*** PROVIDED DATA ***

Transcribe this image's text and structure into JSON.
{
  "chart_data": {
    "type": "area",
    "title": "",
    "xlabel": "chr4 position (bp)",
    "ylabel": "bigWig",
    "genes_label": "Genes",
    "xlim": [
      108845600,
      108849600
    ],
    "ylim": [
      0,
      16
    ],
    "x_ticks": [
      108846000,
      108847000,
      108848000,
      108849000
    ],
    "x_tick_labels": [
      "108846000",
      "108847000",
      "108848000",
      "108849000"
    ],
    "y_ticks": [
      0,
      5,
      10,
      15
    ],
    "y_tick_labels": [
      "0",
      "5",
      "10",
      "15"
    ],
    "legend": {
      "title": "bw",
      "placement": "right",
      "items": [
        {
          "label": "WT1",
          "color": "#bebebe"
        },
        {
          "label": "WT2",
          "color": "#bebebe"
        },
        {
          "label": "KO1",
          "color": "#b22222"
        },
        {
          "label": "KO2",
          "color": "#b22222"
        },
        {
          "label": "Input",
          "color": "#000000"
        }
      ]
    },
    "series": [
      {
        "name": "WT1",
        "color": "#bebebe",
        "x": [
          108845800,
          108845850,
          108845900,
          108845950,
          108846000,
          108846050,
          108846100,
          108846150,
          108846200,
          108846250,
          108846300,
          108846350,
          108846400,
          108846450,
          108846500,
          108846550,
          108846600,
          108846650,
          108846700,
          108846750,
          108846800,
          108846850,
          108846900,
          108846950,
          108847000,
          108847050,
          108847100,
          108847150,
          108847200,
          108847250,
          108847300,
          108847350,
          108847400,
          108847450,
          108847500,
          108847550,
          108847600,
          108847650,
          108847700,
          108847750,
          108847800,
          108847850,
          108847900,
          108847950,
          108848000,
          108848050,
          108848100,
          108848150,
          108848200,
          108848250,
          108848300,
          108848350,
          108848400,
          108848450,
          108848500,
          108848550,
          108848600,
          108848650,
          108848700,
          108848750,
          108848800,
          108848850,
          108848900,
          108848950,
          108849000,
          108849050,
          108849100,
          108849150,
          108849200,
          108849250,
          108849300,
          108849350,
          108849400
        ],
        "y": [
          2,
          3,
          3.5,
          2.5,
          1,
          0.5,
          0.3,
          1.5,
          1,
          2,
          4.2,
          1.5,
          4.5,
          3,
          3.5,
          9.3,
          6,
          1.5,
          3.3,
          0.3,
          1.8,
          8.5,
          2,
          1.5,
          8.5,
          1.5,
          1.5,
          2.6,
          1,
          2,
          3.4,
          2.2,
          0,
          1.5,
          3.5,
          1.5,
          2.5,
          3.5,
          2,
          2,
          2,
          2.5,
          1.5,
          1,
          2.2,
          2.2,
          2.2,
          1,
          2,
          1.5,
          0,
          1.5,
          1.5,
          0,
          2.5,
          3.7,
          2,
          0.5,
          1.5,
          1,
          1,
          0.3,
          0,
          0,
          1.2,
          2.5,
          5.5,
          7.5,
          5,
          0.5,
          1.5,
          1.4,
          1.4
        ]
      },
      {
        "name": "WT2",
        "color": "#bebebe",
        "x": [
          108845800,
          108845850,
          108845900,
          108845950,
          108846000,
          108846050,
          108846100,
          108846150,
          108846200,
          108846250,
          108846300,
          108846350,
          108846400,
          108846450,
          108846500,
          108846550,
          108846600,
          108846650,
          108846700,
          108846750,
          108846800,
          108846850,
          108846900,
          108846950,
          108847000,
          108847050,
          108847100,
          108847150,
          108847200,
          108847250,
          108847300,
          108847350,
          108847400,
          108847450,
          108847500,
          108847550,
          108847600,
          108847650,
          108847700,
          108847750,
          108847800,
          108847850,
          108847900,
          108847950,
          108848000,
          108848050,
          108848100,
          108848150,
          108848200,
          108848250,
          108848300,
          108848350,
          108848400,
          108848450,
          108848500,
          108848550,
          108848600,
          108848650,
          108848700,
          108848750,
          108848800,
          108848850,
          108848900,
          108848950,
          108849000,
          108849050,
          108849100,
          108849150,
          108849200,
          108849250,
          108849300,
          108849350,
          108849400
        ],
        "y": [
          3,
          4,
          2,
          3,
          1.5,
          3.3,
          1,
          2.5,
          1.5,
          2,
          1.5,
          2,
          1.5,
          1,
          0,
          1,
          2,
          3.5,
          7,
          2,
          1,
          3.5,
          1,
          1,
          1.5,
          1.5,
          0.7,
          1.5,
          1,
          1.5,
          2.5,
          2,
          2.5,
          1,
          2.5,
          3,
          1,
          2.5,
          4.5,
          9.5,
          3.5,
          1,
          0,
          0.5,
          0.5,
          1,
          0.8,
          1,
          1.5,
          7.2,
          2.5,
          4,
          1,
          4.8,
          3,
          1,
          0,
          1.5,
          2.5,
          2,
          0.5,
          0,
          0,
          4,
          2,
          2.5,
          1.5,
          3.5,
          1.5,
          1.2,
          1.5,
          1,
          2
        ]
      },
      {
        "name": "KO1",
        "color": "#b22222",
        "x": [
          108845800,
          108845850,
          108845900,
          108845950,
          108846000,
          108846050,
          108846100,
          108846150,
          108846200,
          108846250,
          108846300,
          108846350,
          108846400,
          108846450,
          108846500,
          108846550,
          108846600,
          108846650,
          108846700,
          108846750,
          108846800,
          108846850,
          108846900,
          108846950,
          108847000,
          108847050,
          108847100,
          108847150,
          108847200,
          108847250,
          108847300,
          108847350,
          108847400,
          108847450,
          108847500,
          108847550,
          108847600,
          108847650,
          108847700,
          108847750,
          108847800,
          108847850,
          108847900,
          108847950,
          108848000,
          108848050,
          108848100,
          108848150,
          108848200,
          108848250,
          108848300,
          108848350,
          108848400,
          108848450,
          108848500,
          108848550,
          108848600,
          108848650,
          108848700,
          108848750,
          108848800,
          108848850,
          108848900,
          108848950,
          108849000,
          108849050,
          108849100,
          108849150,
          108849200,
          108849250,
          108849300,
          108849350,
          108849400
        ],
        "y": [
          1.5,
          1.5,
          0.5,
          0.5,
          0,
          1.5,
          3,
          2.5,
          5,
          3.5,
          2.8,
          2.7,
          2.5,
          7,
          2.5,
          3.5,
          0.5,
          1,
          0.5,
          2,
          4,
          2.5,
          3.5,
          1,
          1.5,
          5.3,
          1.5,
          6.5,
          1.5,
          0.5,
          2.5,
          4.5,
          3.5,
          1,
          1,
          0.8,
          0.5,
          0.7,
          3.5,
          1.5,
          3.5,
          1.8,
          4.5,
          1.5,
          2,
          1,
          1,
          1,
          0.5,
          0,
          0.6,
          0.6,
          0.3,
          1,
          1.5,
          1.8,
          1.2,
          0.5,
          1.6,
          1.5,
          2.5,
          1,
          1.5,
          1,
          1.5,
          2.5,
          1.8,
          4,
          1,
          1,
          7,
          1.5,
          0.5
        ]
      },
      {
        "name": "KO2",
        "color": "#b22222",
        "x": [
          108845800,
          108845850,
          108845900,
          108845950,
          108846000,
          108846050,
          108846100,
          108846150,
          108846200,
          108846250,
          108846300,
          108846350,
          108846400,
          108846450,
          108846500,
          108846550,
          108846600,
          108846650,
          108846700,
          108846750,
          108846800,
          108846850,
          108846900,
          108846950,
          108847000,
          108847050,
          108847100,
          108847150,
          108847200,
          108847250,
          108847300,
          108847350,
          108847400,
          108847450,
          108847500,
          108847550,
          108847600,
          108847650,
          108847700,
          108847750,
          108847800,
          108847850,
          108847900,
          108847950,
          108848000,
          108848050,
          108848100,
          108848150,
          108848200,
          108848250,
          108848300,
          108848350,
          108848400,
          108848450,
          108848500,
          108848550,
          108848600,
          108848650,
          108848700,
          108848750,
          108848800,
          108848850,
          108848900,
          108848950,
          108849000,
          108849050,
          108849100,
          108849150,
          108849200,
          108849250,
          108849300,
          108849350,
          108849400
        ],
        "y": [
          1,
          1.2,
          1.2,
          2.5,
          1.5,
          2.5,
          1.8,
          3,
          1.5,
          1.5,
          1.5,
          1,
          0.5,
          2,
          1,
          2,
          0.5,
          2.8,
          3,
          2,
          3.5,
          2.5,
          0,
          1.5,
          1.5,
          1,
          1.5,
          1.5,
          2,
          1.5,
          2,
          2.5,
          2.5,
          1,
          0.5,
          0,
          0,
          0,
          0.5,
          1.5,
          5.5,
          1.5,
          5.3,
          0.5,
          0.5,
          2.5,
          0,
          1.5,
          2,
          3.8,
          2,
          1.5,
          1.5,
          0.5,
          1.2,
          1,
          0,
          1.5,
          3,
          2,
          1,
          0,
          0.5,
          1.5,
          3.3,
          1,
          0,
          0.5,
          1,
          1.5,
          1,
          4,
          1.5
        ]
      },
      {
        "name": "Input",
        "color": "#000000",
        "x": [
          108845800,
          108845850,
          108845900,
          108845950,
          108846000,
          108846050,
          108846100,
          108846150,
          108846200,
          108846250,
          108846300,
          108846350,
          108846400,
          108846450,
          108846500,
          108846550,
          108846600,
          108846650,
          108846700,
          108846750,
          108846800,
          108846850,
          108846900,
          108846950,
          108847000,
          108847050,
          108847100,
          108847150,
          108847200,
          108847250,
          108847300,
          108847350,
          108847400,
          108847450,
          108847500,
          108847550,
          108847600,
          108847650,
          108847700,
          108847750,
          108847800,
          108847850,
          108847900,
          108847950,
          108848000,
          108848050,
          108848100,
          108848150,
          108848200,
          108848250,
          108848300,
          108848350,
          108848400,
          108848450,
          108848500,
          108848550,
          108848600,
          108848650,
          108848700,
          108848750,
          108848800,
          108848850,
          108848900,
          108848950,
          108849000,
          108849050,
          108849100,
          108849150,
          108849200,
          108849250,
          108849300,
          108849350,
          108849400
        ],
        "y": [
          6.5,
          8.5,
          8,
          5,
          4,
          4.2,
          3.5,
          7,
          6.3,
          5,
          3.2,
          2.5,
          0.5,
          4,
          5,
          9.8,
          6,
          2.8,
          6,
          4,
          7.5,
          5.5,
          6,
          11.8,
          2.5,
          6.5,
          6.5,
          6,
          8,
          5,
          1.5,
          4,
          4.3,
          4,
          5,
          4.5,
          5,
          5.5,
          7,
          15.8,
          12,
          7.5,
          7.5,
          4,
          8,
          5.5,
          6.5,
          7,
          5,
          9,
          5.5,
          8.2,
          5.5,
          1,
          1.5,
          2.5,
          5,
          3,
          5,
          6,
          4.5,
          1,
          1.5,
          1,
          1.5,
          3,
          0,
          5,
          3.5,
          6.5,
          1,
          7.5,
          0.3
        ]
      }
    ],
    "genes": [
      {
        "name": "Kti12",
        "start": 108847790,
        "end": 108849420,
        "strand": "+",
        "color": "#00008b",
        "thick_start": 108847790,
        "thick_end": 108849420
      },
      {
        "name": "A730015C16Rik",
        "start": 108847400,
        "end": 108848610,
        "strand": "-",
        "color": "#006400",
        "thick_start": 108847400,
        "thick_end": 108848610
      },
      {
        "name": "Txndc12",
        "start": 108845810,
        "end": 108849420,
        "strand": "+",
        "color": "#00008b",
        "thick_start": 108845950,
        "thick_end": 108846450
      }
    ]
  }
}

***

**WORK INSTRUCTION:** Count how many lines above include the word "name" and answer with that figure only.

**WRITTEN SOLUTION:** 8